- _Supplied data_
########

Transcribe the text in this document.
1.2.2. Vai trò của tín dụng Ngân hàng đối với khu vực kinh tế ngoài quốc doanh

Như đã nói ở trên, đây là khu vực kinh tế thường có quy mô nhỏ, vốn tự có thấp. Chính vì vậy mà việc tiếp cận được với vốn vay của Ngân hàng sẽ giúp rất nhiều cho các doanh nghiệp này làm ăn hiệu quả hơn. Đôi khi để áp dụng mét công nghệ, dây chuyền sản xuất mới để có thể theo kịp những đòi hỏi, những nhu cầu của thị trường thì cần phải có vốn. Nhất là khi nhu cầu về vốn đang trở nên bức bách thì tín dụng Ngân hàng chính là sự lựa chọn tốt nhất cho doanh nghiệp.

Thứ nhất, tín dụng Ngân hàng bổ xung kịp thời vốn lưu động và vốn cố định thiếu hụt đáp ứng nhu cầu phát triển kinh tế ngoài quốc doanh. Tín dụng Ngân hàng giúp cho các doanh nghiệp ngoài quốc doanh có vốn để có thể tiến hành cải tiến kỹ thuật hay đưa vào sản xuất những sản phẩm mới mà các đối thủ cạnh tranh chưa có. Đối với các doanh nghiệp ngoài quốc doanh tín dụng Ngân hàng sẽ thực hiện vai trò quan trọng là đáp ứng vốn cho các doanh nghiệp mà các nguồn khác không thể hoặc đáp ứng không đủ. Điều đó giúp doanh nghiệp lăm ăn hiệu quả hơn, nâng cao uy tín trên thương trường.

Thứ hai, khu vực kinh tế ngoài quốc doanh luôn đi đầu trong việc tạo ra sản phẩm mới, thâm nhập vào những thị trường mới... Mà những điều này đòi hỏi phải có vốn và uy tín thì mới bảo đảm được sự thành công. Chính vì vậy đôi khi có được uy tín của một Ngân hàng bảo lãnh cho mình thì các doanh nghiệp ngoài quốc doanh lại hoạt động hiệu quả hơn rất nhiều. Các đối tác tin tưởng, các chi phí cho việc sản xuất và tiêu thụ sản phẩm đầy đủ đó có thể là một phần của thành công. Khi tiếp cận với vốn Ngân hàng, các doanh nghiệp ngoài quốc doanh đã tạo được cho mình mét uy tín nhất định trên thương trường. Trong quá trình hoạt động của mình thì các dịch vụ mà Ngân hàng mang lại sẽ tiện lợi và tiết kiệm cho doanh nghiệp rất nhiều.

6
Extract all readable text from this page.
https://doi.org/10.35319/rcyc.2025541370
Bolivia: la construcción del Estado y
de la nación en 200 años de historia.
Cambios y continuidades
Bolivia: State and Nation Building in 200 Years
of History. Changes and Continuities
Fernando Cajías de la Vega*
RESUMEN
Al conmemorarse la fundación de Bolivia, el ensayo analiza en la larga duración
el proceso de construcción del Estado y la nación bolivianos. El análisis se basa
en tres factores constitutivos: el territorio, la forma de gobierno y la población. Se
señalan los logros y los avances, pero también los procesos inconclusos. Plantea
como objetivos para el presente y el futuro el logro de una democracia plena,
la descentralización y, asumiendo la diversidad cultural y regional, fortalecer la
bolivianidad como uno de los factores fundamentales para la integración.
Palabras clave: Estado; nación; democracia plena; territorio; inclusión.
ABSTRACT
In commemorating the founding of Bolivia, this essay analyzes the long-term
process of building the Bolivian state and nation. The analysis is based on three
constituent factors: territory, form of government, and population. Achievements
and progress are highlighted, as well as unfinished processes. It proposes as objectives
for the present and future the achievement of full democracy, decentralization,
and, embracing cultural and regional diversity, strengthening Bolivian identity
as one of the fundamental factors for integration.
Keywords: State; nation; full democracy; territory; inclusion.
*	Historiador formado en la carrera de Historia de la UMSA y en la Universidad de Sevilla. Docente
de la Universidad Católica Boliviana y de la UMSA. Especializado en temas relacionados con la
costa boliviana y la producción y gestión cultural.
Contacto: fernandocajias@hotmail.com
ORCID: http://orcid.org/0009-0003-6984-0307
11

########

- _Work to do_
Return the entries above exactly, each one complete.

- _The answer_
Transcribe the text in this document.
1.2.2. Vai trò của tín dụng Ngân hàng đối với khu vực kinh tế ngoài quốc doanh

Như đã nói ở trên, đây là khu vực kinh tế thường có quy mô nhỏ, vốn tự có thấp. Chính vì vậy mà việc tiếp cận được với vốn vay của Ngân hàng sẽ giúp rất nhiều cho các doanh nghiệp này làm ăn hiệu quả hơn. Đôi khi để áp dụng mét công nghệ, dây chuyền sản xuất mới để có thể theo kịp những đòi hỏi, những nhu cầu của thị trường thì cần phải có vốn. Nhất là khi nhu cầu về vốn đang trở nên bức bách thì tín dụng Ngân hàng chính là sự lựa chọn tốt nhất cho doanh nghiệp.

Thứ nhất, tín dụng Ngân hàng bổ xung kịp thời vốn lưu động và vốn cố định thiếu hụt đáp ứng nhu cầu phát triển kinh tế ngoài quốc doanh. Tín dụng Ngân hàng giúp cho các doanh nghiệp ngoài quốc doanh có vốn để có thể tiến hành cải tiến kỹ thuật hay đưa vào sản xuất những sản phẩm mới mà các đối thủ cạnh tranh chưa có. Đối với các doanh nghiệp ngoài quốc doanh tín dụng Ngân hàng sẽ thực hiện vai trò quan trọng là đáp ứng vốn cho các doanh nghiệp mà các nguồn khác không thể hoặc đáp ứng không đủ. Điều đó giúp doanh nghiệp lăm ăn hiệu quả hơn, nâng cao uy tín trên thương trường.

Thứ hai, khu vực kinh tế ngoài quốc doanh luôn đi đầu trong việc tạo ra sản phẩm mới, thâm nhập vào những thị trường mới... Mà những điều này đòi hỏi phải có vốn và uy tín thì mới bảo đảm được sự thành công. Chính vì vậy đôi khi có được uy tín của một Ngân hàng bảo lãnh cho mình thì các doanh nghiệp ngoài quốc doanh lại hoạt động hiệu quả hơn rất nhiều. Các đối tác tin tưởng, các chi phí cho việc sản xuất và tiêu thụ sản phẩm đầy đủ đó có thể là một phần của thành công. Khi tiếp cận với vốn Ngân hàng, các doanh nghiệp ngoài quốc doanh đã tạo được cho mình mét uy tín nhất định trên thương trường. Trong quá trình hoạt động của mình thì các dịch vụ mà Ngân hàng mang lại sẽ tiện lợi và tiết kiệm cho doanh nghiệp rất nhiều.

6
Extract all readable text from this page.
https://doi.org/10.35319/rcyc.2025541370
Bolivia: la construcción del Estado y
de la nación en 200 años de historia.
Cambios y continuidades
Bolivia: State and Nation Building in 200 Years
of History. Changes and Continuities
Fernando Cajías de la Vega*
RESUMEN
Al conmemorarse la fundación de Bolivia, el ensayo analiza en la larga duración
el proceso de construcción del Estado y la nación bolivianos. El análisis se basa
en tres factores constitutivos: el territorio, la forma de gobierno y la población. Se
señalan los logros y los avances, pero también los procesos inconclusos. Plantea
como objetivos para el presente y el futuro el logro de una democracia plena,
la descentralización y, asumiendo la diversidad cultural y regional, fortalecer la
bolivianidad como uno de los factores fundamentales para la integración.
Palabras clave: Estado; nación; democracia plena; territorio; inclusión.
ABSTRACT
In commemorating the founding of Bolivia, this essay analyzes the long-term
process of building the Bolivian state and nation. The analysis is based on three
constituent factors: territory, form of government, and population. Achievements
and progress are highlighted, as well as unfinished processes. It proposes as objectives
for the present and future the achievement of full democracy, decentralization,
and, embracing cultural and regional diversity, strengthening Bolivian identity
as one of the fundamental factors for integration.
Keywords: State; nation; full democracy; territory; inclusion.
*	Historiador formado en la carrera de Historia de la UMSA y en la Universidad de Sevilla. Docente
de la Universidad Católica Boliviana y de la UMSA. Especializado en temas relacionados con la
costa boliviana y la producción y gestión cultural.
Contacto: fernandocajias@hotmail.com
ORCID: http://orcid.org/0009-0003-6984-0307
11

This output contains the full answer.